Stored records
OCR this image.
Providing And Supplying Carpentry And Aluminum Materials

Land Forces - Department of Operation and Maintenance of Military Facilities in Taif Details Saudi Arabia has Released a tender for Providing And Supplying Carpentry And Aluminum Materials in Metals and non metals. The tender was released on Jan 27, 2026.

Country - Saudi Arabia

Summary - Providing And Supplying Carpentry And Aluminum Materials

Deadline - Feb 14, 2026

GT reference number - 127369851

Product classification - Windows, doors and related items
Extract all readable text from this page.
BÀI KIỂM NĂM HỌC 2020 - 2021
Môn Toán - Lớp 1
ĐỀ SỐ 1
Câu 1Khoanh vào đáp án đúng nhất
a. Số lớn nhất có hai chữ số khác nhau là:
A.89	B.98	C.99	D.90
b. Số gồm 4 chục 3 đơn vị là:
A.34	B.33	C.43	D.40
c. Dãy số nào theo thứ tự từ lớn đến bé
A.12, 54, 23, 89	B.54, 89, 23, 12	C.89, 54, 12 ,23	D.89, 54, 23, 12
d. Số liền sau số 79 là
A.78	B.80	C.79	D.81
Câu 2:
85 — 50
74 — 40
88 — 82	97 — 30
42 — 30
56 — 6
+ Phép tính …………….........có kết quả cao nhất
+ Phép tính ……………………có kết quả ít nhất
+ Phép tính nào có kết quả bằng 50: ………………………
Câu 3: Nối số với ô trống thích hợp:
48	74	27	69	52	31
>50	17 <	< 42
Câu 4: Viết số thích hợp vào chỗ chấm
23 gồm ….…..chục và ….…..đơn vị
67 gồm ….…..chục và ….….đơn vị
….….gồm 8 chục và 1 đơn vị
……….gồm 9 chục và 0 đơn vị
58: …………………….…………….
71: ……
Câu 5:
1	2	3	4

TASK OBJECTIVE: Give back the lines above exactly, from the one with "Extract all readable text from this page." through the last line.

EXERCISE OUTPUT:
Extract all readable text from this page.
BÀI KIỂM NĂM HỌC 2020 - 2021
Môn Toán - Lớp 1
ĐỀ SỐ 1
Câu 1Khoanh vào đáp án đúng nhất
a. Số lớn nhất có hai chữ số khác nhau là:
A.89	B.98	C.99	D.90
b. Số gồm 4 chục 3 đơn vị là:
A.34	B.33	C.43	D.40
c. Dãy số nào theo thứ tự từ lớn đến bé
A.12, 54, 23, 89	B.54, 89, 23, 12	C.89, 54, 12 ,23	D.89, 54, 23, 12
d. Số liền sau số 79 là
A.78	B.80	C.79	D.81
Câu 2:
85 — 50
74 — 40
88 — 82	97 — 30
42 — 30
56 — 6
+ Phép tính …………….........có kết quả cao nhất
+ Phép tính ……………………có kết quả ít nhất
+ Phép tính nào có kết quả bằng 50: ………………………
Câu 3: Nối số với ô trống thích hợp:
48	74	27	69	52	31
>50	17 <	< 42
Câu 4: Viết số thích hợp vào chỗ chấm
23 gồm ….…..chục và ….…..đơn vị
67 gồm ….…..chục và ….….đơn vị
….….gồm 8 chục và 1 đơn vị
……….gồm 9 chục và 0 đơn vị
58: …………………….…………….
71: ……
Câu 5:
1	2	3	4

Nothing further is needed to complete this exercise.